> [SOURCE EXTRACT]:

* Begin *

# Lipochromis sp. "Matumbi Hunter"



## Darkside (Feb 6, 2008)

I'm looking for some information/experiences with this fish. I'm thinking I might like to do a 3 or 4' setup for these fish. I haven't kept Vics for a couple years now, so I'm a bit out of touch with what's popular and available. Any info would be greatly appreciated. Danke!


----------



## samaki (Oct 25, 2002)

Hi H.sp"matumbi hunter" is a paedophageous species(it preys upon cichlids embryos) it lives in school at the exposed aeras of matumbi island , it's the only place where this species is reported. Middly agressive but with a very interresting behavior when it hunts. It can conume any kind of food yu may found in the hobby.
xris


----------



## Darkside (Feb 6, 2008)

Thanks! Sounds like they'll be easy to keep. Like most Vics I'll assume this one isn't too common, but I'll keep an eye out. I figure I should start with 10-20 fish?

Also, the pictures of your fish are fantastic. I really like the look of your Haplochromis thereuterion, a really interesting looking fish.

* End *

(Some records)
* Begin *

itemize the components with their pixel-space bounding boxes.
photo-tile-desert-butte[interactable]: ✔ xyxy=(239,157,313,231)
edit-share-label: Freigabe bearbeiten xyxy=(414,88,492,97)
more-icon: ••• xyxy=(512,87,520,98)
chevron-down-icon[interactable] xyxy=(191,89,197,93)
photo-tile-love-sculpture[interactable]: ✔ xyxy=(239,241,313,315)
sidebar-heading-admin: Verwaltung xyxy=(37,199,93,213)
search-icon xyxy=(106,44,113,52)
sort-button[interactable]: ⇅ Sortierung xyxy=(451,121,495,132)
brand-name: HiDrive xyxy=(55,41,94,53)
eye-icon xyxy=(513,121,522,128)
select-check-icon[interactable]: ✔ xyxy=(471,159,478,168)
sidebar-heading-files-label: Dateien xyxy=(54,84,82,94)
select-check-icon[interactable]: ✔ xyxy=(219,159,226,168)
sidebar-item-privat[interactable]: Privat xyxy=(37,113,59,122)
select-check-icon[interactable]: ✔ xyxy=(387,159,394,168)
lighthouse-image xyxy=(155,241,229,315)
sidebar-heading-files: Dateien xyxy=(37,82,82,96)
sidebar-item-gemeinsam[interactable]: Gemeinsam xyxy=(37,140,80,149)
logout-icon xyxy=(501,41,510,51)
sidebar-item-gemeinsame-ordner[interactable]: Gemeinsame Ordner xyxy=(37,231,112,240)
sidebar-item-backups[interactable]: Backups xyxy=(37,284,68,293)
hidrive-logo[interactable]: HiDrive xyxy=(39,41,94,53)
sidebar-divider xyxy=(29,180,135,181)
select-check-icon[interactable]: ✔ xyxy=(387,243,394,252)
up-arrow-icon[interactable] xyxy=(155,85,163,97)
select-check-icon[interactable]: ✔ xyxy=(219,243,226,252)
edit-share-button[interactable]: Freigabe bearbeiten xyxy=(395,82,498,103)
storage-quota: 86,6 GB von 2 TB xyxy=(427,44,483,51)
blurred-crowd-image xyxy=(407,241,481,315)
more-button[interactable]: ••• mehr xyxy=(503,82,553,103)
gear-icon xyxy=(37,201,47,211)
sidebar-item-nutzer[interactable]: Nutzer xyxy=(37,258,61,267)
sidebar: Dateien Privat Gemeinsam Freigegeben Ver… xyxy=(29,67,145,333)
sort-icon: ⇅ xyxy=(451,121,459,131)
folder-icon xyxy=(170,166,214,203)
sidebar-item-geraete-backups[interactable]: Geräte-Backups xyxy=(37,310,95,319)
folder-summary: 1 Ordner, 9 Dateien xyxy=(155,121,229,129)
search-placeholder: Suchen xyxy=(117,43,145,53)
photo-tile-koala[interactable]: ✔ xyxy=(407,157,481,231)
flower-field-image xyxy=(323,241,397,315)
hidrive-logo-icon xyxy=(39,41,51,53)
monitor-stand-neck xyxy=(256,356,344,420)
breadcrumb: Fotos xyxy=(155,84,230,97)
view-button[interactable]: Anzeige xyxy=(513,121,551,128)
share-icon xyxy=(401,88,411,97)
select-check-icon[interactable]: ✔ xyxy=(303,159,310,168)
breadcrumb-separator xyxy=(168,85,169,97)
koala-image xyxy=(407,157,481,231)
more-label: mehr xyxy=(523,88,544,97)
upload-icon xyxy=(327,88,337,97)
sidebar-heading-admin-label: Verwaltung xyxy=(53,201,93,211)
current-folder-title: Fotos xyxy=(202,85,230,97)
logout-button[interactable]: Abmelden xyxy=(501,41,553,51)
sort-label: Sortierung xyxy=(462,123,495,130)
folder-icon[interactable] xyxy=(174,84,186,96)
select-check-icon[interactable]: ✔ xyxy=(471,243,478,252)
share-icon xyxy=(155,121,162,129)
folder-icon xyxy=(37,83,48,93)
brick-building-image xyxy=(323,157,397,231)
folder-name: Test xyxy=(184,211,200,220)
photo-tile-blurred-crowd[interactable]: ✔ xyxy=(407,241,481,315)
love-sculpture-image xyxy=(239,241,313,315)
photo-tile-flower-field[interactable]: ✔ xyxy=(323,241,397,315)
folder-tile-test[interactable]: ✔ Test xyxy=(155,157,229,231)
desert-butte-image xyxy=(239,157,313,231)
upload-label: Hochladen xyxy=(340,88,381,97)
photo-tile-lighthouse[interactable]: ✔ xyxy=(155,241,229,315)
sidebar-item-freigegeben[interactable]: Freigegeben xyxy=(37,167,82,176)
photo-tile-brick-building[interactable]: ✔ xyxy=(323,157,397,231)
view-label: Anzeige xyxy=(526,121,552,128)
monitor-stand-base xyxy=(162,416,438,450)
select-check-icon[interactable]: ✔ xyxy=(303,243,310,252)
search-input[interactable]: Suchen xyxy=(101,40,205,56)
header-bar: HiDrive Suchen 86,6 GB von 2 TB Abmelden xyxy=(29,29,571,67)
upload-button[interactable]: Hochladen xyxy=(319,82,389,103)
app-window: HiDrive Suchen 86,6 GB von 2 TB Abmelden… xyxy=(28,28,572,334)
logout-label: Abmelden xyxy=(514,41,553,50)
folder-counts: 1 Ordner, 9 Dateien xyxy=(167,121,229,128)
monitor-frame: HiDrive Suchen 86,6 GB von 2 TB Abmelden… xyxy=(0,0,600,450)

* End *

> [EXERCISES]:
A. From the forum thread about the Matumbi Hunter, extract the passage from "Thanks! Sounds like" up to and including "with 10-20 fish?".
B. Translate this sentence from the Matumbi Hunter forum thread into Spanish: "Also, the pictures of your fish are fantastic."
C. Carry on the Matumbi Hunter forum thread past its final post.

> [THE RESULTS]:
A.
Thanks! Sounds like they'll be easy to keep. Like most Vics I'll assume this one isn't too common, but I'll keep an eye out. I figure I should start with 10-20 fish?

B. Además, las fotos de tus peces son fantásticas.

C.
----------



## samaki (Oct 25, 2002)

thanks, perhaps some will be available in the American continent  
xris


----------



## Darkside (Feb 6, 2008)

I'll keep an eye out for them. I guess I can take a look around next time I'm in the Netherlands and Germany too. :thumb:


----------



## samaki (Oct 25, 2002)

Hi yu'll have better chances in Germany as this species is relatively common in the victorian's german hobbyists  if yu know the pet shop verduyn cichlids, try them. they have sometimes very interresting victorians cichlids.  or take contact with haplochromis association members in belgium wich is not so far from netherlands, they have the both species.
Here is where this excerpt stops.